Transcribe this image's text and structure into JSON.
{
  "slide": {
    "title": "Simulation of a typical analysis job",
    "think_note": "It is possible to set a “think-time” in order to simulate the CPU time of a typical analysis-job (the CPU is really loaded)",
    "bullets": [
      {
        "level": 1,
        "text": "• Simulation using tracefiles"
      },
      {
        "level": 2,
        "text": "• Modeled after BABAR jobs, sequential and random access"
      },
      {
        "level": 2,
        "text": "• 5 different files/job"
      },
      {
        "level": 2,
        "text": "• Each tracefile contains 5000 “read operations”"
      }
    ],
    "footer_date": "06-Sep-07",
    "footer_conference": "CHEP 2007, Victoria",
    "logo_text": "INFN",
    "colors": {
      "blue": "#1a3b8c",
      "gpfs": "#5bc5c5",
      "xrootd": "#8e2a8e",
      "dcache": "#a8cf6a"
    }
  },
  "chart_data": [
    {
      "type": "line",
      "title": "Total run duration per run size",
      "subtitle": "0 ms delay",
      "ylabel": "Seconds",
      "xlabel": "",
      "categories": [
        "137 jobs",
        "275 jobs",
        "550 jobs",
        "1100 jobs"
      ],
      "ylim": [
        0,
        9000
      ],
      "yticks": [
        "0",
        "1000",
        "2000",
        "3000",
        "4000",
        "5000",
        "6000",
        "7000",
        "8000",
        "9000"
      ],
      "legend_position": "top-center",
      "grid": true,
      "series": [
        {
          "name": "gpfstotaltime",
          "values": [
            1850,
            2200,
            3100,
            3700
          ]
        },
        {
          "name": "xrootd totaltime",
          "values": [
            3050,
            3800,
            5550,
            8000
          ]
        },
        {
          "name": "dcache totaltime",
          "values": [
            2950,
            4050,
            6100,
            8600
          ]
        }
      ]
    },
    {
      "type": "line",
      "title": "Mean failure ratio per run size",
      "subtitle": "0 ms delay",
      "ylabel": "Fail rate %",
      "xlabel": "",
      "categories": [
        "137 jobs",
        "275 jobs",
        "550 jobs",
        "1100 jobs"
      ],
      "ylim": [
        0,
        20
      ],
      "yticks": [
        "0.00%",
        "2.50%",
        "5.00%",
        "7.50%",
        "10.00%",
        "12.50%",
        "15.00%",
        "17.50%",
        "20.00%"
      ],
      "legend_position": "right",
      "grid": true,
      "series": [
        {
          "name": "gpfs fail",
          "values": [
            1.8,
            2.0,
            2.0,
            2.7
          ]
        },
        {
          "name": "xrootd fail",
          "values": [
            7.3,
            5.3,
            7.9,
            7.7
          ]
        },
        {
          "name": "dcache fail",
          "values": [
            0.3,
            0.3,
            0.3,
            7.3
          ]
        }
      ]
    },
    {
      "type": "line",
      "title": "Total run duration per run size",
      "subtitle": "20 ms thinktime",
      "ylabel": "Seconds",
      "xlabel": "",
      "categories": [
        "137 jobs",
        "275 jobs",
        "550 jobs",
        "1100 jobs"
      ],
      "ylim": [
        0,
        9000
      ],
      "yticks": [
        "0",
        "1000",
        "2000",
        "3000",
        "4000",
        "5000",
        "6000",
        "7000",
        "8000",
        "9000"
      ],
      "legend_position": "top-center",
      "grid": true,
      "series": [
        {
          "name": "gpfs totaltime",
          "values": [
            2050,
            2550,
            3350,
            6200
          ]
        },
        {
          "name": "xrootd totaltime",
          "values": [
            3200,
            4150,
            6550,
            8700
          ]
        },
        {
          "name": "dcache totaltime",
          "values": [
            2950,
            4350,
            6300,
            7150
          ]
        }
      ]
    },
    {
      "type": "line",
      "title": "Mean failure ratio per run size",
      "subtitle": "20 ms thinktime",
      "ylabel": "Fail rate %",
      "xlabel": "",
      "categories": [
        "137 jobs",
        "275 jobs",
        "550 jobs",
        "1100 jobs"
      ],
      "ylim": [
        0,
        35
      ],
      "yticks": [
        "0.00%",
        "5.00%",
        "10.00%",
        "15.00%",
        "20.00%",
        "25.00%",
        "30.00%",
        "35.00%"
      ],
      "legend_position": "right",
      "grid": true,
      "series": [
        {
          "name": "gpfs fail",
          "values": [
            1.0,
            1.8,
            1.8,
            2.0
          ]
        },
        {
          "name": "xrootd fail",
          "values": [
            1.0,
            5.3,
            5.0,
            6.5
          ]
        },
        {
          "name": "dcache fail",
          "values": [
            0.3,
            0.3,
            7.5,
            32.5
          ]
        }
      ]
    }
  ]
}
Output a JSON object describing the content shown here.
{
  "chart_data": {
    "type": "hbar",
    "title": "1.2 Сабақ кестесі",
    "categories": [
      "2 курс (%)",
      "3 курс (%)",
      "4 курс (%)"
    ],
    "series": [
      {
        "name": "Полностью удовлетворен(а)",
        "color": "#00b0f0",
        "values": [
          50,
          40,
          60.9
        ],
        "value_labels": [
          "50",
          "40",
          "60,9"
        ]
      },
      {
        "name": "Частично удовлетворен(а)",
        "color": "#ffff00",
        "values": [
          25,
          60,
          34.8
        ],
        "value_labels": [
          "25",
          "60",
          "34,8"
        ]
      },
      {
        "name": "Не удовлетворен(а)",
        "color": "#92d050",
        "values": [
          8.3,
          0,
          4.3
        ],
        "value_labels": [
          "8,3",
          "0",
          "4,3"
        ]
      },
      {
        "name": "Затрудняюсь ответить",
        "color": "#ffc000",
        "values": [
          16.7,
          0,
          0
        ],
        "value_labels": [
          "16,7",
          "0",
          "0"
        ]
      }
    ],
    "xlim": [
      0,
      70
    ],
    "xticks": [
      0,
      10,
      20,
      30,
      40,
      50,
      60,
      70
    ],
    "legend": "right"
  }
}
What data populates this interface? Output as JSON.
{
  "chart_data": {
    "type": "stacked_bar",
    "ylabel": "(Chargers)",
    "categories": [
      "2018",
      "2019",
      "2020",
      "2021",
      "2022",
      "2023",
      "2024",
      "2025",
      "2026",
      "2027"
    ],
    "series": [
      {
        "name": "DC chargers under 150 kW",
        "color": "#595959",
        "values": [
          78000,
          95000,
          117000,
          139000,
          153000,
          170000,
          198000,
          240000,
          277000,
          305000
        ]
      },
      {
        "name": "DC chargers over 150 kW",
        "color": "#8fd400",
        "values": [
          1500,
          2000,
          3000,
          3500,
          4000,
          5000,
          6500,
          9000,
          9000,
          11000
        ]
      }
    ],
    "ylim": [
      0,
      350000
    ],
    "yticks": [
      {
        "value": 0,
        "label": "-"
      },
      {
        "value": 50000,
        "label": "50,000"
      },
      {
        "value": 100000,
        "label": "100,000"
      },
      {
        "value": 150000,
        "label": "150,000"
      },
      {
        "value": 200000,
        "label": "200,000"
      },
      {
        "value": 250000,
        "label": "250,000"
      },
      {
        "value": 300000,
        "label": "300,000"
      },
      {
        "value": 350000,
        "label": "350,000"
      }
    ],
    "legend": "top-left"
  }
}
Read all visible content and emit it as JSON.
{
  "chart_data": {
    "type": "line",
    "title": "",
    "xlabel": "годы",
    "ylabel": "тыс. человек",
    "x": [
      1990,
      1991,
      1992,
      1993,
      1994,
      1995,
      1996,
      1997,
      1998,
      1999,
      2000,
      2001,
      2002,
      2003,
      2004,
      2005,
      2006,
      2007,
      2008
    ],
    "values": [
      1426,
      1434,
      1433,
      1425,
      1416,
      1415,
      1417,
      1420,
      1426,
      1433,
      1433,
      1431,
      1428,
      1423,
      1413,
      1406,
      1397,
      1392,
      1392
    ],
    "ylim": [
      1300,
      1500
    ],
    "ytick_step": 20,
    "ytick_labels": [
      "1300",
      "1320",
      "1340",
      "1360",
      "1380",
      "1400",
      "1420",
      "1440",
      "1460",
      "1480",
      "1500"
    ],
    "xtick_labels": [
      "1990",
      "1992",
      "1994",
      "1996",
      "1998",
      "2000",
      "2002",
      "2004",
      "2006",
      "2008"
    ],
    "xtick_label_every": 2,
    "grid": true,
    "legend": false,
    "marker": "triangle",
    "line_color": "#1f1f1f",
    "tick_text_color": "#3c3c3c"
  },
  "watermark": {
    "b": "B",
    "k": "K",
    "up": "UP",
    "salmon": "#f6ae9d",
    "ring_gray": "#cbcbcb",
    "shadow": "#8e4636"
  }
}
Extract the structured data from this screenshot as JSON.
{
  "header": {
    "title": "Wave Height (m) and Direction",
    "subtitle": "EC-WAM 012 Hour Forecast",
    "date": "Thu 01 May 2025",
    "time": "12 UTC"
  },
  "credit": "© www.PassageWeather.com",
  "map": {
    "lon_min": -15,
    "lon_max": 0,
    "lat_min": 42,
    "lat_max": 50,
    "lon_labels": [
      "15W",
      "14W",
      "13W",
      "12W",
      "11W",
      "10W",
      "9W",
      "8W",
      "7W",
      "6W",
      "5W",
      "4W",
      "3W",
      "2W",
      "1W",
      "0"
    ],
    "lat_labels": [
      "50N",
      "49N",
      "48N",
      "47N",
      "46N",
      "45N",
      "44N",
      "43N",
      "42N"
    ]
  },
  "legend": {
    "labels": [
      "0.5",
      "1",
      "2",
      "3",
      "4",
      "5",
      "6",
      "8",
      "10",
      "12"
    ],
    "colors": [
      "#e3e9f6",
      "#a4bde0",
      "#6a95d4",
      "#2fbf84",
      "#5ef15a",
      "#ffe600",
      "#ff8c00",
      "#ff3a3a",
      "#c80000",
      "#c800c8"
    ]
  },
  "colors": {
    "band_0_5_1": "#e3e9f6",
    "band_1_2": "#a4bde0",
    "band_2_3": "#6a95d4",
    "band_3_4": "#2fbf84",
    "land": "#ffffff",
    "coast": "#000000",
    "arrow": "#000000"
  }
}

◇ ◇ ◇ ◇ ◇

= JOB =
Write down every line of the data above that includes the string "Simulation".

= SOLUTION FOR THIS EXERCISE =
    "title": "Simulation of a typical analysis job",
        "text": "• Simulation using tracefiles"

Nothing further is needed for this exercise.